■ What you have to do ■
Where a line in the listing contains the string "arrow", copy that line out.

======== Data for processing

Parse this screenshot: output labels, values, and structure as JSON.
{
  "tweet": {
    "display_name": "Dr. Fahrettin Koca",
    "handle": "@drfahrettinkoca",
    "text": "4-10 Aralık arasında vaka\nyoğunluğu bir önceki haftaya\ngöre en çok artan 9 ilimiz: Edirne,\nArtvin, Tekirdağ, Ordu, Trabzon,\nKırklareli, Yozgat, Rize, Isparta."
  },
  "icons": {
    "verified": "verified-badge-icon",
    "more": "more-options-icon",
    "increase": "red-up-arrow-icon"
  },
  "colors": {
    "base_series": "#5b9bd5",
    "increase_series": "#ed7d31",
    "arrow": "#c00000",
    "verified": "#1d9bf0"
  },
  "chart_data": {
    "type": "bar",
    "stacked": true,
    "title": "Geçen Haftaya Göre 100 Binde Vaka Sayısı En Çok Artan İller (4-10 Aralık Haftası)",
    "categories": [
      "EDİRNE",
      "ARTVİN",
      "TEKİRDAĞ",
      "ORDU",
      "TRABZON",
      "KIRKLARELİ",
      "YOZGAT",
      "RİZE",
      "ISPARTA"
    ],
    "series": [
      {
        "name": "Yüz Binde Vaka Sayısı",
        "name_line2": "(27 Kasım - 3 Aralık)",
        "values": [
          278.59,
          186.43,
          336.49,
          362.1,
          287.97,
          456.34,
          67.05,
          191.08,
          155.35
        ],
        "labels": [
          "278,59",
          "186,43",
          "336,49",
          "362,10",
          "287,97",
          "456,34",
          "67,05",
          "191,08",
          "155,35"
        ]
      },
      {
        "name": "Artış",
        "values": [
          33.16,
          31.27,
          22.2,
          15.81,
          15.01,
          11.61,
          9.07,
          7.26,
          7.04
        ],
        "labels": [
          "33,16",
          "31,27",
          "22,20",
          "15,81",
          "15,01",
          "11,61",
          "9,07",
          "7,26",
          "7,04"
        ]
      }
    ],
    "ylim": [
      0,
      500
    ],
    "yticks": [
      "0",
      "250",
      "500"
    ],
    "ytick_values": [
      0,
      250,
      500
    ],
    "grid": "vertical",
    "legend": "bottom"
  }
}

================

■ Task answer ■
    "increase": "red-up-arrow-icon"
    "arrow": "#c00000",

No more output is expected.